Entries provided →
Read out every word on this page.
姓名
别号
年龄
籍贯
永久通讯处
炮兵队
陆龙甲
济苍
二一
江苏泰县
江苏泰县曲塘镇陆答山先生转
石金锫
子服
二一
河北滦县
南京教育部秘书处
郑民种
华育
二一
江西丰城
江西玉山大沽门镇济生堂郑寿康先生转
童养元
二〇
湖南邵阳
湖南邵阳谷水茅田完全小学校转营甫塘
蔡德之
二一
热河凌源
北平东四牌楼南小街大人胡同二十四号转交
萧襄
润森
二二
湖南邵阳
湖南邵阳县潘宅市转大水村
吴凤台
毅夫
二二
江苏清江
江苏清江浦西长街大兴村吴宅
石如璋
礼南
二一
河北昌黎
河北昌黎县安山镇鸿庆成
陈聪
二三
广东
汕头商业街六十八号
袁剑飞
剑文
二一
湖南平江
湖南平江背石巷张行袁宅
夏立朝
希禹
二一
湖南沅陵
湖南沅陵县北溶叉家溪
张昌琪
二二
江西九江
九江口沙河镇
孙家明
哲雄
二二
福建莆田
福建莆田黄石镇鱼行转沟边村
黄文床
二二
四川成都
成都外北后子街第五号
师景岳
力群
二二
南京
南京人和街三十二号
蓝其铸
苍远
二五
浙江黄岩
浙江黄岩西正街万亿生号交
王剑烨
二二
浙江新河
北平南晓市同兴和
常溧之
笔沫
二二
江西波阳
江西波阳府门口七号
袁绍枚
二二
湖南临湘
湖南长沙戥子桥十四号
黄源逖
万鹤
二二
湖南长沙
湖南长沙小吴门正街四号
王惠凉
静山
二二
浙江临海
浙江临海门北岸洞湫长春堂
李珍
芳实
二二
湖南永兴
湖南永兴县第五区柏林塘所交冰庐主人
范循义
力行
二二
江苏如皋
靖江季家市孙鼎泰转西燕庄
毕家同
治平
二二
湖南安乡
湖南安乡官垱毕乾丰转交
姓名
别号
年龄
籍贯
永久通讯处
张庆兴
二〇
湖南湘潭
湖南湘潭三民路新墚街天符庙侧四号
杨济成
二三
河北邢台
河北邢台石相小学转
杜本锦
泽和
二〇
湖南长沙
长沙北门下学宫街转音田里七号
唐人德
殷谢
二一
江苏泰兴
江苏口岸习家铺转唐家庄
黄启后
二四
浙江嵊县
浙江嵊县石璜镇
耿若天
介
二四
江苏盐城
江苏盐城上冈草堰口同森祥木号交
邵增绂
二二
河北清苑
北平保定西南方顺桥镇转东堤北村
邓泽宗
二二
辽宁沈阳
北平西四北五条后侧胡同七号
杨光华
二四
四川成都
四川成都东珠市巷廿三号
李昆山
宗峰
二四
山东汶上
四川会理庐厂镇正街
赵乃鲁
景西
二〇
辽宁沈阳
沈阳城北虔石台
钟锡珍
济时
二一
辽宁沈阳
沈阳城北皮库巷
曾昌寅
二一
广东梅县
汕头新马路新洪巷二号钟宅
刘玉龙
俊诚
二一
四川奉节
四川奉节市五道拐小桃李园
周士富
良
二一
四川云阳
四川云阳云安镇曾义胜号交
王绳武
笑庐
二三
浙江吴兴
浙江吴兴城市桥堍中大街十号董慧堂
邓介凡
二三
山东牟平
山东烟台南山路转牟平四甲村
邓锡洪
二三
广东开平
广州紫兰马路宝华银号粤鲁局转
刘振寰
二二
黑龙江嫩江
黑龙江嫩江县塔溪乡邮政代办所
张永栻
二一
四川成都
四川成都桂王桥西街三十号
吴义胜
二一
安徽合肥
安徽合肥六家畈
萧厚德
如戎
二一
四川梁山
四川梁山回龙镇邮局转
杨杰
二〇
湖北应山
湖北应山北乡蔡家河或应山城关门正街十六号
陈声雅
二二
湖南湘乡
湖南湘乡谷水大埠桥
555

Prompt → Repeat each of the entries above precisely as given.

Answer →
Read out every word on this page.
姓名
别号
年龄
籍贯
永久通讯处
炮兵队
陆龙甲
济苍
二一
江苏泰县
江苏泰县曲塘镇陆答山先生转
石金锫
子服
二一
河北滦县
南京教育部秘书处
郑民种
华育
二一
江西丰城
江西玉山大沽门镇济生堂郑寿康先生转
童养元
二〇
湖南邵阳
湖南邵阳谷水茅田完全小学校转营甫塘
蔡德之
二一
热河凌源
北平东四牌楼南小街大人胡同二十四号转交
萧襄
润森
二二
湖南邵阳
湖南邵阳县潘宅市转大水村
吴凤台
毅夫
二二
江苏清江
江苏清江浦西长街大兴村吴宅
石如璋
礼南
二一
河北昌黎
河北昌黎县安山镇鸿庆成
陈聪
二三
广东
汕头商业街六十八号
袁剑飞
剑文
二一
湖南平江
湖南平江背石巷张行袁宅
夏立朝
希禹
二一
湖南沅陵
湖南沅陵县北溶叉家溪
张昌琪
二二
江西九江
九江口沙河镇
孙家明
哲雄
二二
福建莆田
福建莆田黄石镇鱼行转沟边村
黄文床
二二
四川成都
成都外北后子街第五号
师景岳
力群
二二
南京
南京人和街三十二号
蓝其铸
苍远
二五
浙江黄岩
浙江黄岩西正街万亿生号交
王剑烨
二二
浙江新河
北平南晓市同兴和
常溧之
笔沫
二二
江西波阳
江西波阳府门口七号
袁绍枚
二二
湖南临湘
湖南长沙戥子桥十四号
黄源逖
万鹤
二二
湖南长沙
湖南长沙小吴门正街四号
王惠凉
静山
二二
浙江临海
浙江临海门北岸洞湫长春堂
李珍
芳实
二二
湖南永兴
湖南永兴县第五区柏林塘所交冰庐主人
范循义
力行
二二
江苏如皋
靖江季家市孙鼎泰转西燕庄
毕家同
治平
二二
湖南安乡
湖南安乡官垱毕乾丰转交
姓名
别号
年龄
籍贯
永久通讯处
张庆兴
二〇
湖南湘潭
湖南湘潭三民路新墚街天符庙侧四号
杨济成
二三
河北邢台
河北邢台石相小学转
杜本锦
泽和
二〇
湖南长沙
长沙北门下学宫街转音田里七号
唐人德
殷谢
二一
江苏泰兴
江苏口岸习家铺转唐家庄
黄启后
二四
浙江嵊县
浙江嵊县石璜镇
耿若天
介
二四
江苏盐城
江苏盐城上冈草堰口同森祥木号交
邵增绂
二二
河北清苑
北平保定西南方顺桥镇转东堤北村
邓泽宗
二二
辽宁沈阳
北平西四北五条后侧胡同七号
杨光华
二四
四川成都
四川成都东珠市巷廿三号
李昆山
宗峰
二四
山东汶上
四川会理庐厂镇正街
赵乃鲁
景西
二〇
辽宁沈阳
沈阳城北虔石台
钟锡珍
济时
二一
辽宁沈阳
沈阳城北皮库巷
曾昌寅
二一
广东梅县
汕头新马路新洪巷二号钟宅
刘玉龙
俊诚
二一
四川奉节
四川奉节市五道拐小桃李园
周士富
良
二一
四川云阳
四川云阳云安镇曾义胜号交
王绳武
笑庐
二三
浙江吴兴
浙江吴兴城市桥堍中大街十号董慧堂
邓介凡
二三
山东牟平
山东烟台南山路转牟平四甲村
邓锡洪
二三
广东开平
广州紫兰马路宝华银号粤鲁局转
刘振寰
二二
黑龙江嫩江
黑龙江嫩江县塔溪乡邮政代办所
张永栻
二一
四川成都
四川成都桂王桥西街三十号
吴义胜
二一
安徽合肥
安徽合肥六家畈
萧厚德
如戎
二一
四川梁山
四川梁山回龙镇邮局转
杨杰
二〇
湖北应山
湖北应山北乡蔡家河或应山城关门正街十六号
陈声雅
二二
湖南湘乡
湖南湘乡谷水大埠桥
555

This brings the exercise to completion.